Beginning with the line that contains "What text is on this page?", reproduce the remaining lines of the material exactly, up to and including the last one, but no pictures.
start RECORDS TO USE
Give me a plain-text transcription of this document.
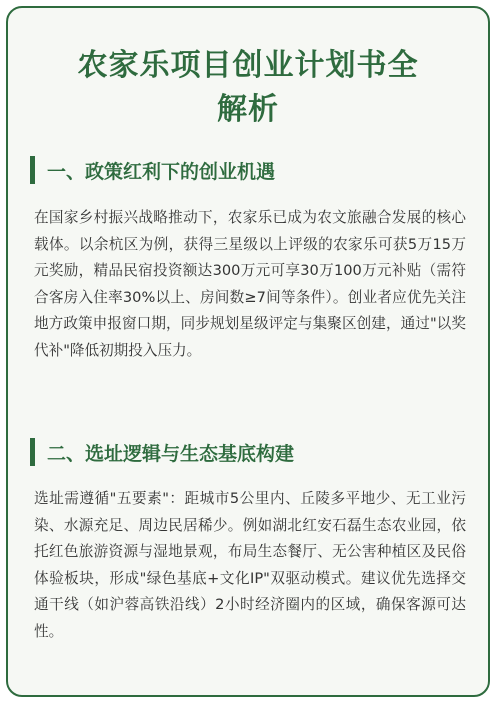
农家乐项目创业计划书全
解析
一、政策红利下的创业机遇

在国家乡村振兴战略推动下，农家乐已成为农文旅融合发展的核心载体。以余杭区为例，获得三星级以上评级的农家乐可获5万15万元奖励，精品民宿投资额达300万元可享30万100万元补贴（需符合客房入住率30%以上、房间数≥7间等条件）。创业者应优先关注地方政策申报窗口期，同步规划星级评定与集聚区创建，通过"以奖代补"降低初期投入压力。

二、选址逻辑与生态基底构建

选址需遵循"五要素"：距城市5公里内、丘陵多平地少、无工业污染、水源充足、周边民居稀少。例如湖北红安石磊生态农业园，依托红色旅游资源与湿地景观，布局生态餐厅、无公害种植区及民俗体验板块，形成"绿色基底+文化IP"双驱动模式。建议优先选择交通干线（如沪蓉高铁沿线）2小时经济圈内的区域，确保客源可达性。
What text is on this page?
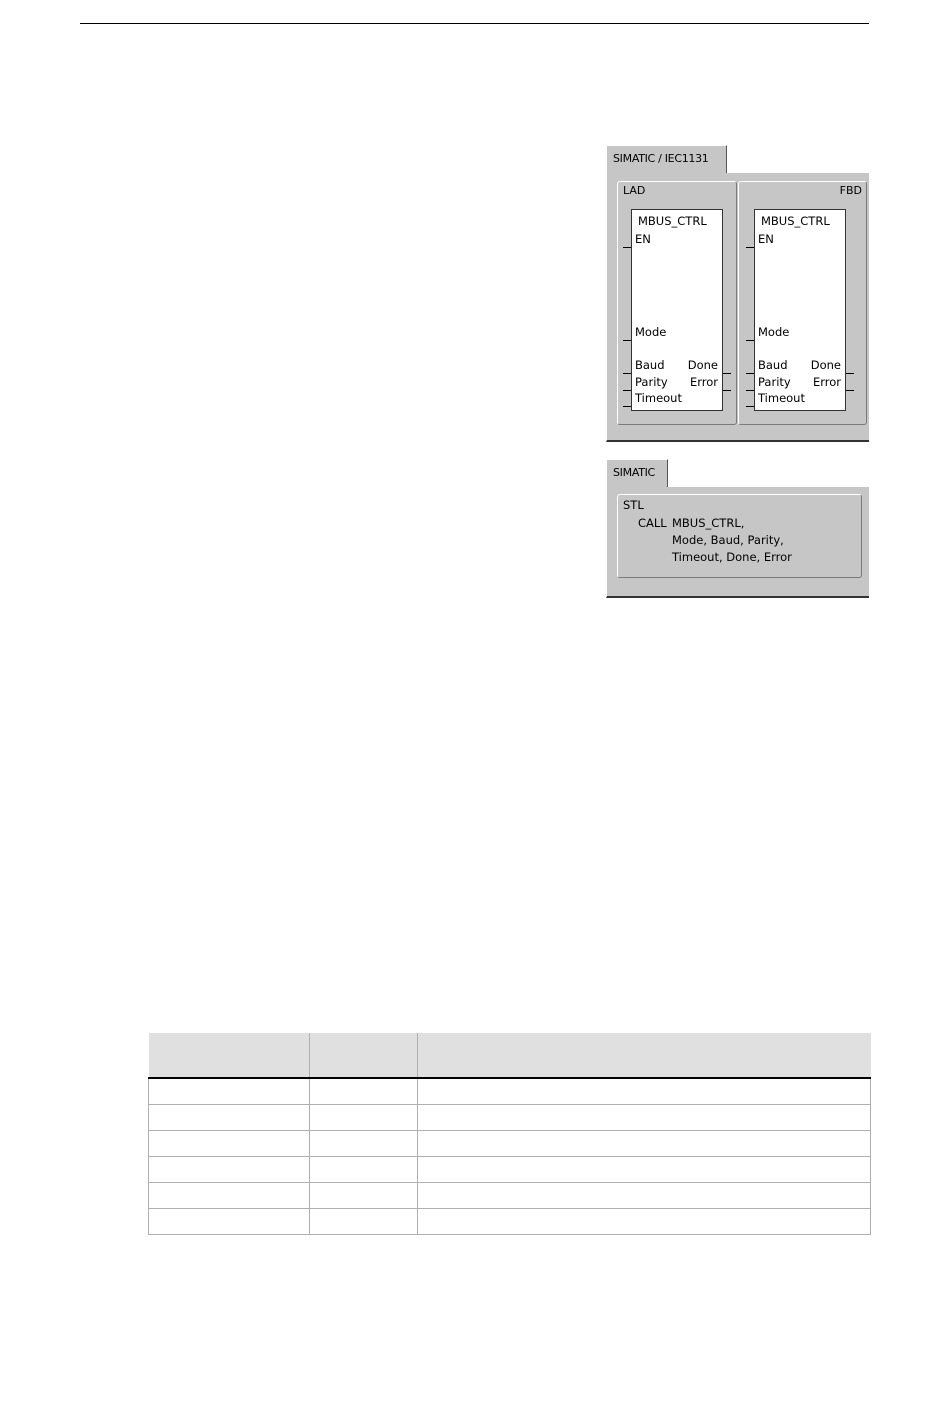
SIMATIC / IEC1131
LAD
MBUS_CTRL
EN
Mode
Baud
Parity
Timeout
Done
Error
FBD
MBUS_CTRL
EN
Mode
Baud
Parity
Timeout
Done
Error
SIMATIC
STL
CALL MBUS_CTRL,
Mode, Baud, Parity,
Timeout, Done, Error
end RECORDS TO USE
● **TASK RESPONSE**
What text is on this page?
SIMATIC / IEC1131
LAD
MBUS_CTRL
EN
Mode
Baud
Parity
Timeout
Done
Error
FBD
MBUS_CTRL
EN
Mode
Baud
Parity
Timeout
Done
Error
SIMATIC
STL
CALL MBUS_CTRL,
Mode, Baud, Parity,
Timeout, Done, Error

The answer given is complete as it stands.